* _DIRECTION_: Pull out every line below that contains the word "open".

#### SOURCE RECORDS

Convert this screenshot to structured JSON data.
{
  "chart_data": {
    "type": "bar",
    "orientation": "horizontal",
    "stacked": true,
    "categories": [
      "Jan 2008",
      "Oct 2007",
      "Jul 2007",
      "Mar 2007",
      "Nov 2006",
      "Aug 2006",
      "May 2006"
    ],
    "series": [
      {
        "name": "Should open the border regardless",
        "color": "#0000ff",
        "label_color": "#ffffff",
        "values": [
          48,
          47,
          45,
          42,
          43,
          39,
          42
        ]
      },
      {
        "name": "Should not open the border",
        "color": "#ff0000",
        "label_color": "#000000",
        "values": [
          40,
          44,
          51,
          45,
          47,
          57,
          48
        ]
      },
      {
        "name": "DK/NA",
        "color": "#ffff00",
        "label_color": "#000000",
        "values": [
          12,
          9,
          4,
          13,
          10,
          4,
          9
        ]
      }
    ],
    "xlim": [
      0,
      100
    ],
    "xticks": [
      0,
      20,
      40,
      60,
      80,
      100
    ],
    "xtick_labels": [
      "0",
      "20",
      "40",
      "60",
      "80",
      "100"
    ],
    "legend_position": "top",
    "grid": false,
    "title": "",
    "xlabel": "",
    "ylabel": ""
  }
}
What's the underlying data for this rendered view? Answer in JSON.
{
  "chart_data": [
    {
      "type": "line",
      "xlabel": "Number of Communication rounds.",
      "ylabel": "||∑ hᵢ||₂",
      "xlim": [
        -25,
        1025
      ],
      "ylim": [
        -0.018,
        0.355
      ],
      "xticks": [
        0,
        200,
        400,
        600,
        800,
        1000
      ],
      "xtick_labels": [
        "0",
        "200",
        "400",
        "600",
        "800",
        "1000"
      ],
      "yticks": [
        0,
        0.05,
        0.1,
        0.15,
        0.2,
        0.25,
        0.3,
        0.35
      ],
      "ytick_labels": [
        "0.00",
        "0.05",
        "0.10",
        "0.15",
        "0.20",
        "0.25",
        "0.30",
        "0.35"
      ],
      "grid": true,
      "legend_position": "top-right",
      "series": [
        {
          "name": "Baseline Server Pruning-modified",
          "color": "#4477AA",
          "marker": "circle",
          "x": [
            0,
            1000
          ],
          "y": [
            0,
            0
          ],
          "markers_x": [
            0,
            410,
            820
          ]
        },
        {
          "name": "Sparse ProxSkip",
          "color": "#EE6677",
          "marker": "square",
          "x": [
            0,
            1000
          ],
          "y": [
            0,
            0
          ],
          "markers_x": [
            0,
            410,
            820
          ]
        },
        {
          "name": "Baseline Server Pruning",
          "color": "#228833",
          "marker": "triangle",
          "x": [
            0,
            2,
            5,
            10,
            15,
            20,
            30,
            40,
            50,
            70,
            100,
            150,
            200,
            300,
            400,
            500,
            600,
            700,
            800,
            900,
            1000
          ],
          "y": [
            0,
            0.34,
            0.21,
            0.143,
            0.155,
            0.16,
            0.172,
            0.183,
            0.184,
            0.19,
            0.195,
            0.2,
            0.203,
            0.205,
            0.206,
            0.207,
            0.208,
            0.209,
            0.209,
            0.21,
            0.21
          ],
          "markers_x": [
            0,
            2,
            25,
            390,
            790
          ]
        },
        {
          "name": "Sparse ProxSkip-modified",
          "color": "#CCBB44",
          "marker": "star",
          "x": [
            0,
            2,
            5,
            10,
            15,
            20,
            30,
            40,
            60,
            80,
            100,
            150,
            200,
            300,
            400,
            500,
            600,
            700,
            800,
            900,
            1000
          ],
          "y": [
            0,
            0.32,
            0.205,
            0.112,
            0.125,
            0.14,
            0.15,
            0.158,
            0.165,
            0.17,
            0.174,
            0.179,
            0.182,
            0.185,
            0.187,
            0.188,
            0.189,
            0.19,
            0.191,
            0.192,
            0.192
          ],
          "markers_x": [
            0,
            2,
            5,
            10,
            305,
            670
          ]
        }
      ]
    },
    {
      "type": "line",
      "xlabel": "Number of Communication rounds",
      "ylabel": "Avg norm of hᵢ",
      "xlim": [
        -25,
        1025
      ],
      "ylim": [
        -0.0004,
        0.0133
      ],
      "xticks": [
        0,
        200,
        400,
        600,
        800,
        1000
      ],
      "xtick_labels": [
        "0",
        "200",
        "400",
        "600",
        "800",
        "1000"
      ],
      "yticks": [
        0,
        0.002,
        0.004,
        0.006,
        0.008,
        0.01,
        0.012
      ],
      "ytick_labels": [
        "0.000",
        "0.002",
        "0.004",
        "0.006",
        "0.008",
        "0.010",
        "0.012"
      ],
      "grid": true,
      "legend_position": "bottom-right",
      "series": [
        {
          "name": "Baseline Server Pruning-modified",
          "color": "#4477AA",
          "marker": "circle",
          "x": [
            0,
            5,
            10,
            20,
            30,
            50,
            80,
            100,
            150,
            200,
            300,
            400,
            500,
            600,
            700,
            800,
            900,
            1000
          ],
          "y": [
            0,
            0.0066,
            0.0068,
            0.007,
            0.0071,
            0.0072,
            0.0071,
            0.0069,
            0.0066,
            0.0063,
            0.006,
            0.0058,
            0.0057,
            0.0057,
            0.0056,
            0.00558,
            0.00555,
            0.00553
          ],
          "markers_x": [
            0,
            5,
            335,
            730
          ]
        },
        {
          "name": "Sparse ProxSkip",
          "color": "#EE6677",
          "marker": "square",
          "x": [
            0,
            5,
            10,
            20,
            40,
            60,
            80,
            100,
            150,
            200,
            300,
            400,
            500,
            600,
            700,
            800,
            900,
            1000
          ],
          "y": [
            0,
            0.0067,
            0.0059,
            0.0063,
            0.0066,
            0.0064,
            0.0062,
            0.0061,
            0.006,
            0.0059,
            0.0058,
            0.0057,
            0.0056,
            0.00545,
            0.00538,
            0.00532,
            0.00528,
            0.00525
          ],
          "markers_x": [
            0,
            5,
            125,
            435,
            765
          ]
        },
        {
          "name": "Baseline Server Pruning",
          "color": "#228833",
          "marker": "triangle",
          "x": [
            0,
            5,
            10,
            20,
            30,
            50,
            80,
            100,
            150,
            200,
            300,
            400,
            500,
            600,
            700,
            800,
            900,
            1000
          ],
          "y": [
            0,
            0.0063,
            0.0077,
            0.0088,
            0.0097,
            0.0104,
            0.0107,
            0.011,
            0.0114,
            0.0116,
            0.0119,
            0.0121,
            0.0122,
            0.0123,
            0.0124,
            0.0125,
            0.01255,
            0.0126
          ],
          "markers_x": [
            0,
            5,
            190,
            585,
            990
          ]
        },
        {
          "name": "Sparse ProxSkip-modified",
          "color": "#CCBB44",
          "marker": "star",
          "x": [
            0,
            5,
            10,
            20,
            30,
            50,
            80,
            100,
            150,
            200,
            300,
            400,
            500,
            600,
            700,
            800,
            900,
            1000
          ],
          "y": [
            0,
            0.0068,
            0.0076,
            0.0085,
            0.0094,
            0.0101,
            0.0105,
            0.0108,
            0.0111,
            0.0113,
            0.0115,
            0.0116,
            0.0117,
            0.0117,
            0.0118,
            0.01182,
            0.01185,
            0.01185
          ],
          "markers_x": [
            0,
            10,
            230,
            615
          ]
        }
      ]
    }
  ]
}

########

* _CORRECT ANSWER_:
        "name": "Should open the border regardless",
        "name": "Should not open the border",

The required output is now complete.